(Data listing)
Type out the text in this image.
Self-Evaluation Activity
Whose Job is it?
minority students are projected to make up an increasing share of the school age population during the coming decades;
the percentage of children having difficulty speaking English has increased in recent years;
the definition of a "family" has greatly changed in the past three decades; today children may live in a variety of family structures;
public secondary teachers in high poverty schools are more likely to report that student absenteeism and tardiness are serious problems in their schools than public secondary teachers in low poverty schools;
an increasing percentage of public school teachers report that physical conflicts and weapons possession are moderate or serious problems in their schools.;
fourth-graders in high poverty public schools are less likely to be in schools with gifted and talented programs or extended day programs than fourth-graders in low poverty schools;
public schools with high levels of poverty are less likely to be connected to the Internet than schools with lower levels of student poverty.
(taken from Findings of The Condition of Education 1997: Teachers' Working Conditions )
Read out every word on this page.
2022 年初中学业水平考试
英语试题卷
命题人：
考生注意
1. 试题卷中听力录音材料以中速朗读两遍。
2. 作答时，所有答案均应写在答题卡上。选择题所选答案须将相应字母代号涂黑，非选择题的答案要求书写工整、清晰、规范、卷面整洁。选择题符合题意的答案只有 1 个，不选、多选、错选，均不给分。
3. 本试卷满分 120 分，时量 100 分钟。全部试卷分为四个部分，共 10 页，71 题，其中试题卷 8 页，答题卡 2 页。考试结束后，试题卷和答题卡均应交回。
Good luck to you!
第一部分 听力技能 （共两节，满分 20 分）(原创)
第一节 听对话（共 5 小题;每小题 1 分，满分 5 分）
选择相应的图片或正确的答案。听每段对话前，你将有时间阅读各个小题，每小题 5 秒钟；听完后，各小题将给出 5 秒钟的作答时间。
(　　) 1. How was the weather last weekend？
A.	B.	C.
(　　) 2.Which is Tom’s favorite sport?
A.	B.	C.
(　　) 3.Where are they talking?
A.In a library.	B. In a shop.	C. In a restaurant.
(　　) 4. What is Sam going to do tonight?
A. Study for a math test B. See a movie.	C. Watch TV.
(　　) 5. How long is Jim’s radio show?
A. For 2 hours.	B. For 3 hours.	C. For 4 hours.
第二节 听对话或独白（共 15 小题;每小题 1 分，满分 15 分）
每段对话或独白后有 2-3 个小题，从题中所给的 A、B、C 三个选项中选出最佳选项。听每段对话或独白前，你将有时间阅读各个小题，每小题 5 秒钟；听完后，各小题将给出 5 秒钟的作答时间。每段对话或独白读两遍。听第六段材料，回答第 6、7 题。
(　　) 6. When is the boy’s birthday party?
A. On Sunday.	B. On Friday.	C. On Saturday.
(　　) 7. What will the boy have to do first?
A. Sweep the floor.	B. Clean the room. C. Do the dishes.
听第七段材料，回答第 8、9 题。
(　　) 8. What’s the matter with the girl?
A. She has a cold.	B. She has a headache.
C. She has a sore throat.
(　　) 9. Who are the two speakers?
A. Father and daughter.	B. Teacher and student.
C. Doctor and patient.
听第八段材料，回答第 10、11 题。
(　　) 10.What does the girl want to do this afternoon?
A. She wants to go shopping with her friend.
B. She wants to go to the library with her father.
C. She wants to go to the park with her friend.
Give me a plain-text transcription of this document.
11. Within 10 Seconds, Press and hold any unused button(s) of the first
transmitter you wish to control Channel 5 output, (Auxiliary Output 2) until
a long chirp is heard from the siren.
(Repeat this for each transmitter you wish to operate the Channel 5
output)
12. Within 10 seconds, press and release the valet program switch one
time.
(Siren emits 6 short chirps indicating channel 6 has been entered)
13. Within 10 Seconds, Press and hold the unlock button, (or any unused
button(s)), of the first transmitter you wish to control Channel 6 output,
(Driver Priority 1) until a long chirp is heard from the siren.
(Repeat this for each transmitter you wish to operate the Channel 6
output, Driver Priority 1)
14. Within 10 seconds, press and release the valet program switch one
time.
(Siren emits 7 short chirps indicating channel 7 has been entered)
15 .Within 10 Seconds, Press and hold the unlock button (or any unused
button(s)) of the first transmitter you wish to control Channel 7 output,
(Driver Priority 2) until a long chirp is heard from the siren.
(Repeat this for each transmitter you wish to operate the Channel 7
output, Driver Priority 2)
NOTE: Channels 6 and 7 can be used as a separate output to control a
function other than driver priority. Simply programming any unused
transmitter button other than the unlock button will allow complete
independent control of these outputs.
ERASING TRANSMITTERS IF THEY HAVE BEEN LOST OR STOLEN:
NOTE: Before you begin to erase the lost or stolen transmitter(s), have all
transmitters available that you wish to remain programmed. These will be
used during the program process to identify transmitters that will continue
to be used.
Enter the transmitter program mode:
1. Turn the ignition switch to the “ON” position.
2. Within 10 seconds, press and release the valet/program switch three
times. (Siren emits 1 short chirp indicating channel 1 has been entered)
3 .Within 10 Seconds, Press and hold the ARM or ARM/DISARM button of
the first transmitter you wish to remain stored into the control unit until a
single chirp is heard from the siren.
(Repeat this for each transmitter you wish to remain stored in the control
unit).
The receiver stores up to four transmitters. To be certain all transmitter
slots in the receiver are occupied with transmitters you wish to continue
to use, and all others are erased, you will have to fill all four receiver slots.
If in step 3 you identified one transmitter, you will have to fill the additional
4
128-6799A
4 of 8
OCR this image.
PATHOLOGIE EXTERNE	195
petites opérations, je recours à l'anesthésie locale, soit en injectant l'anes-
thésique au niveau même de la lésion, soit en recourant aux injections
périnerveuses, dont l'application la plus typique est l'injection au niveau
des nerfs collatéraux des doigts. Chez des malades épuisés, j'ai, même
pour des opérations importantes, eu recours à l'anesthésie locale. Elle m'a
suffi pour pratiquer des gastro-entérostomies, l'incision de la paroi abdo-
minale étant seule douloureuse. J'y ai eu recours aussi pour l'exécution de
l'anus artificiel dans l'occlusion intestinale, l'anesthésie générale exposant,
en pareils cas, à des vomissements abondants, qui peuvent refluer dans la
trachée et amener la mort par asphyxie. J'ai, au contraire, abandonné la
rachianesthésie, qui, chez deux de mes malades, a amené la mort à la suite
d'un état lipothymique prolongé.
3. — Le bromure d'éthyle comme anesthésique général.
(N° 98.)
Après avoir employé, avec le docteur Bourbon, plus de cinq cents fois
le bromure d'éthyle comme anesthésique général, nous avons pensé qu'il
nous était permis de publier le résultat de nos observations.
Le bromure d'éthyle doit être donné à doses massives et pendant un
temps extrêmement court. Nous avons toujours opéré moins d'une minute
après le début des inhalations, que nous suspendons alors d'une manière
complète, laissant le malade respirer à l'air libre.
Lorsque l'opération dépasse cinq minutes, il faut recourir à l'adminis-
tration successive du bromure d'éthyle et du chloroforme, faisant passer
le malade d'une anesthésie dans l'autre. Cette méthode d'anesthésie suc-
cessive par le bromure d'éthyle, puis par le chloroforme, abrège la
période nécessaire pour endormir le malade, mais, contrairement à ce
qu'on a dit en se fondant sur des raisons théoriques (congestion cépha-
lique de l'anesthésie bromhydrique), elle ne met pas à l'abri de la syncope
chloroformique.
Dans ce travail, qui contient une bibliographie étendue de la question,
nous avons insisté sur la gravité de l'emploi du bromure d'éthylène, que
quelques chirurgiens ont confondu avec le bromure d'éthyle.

AIM OF THE TASK.
Locate the word "first" in the records and collect each line it appears in.

COMPLETED EXERCISE.
(　　) 7. What will the boy have to do first?
11. Within 10 Seconds, Press and hold any unused button(s) of the first
button(s)), of the first transmitter you wish to control Channel 6 output,
button(s)) of the first transmitter you wish to control Channel 7 output,
the first transmitter you wish to remain stored into the control unit until a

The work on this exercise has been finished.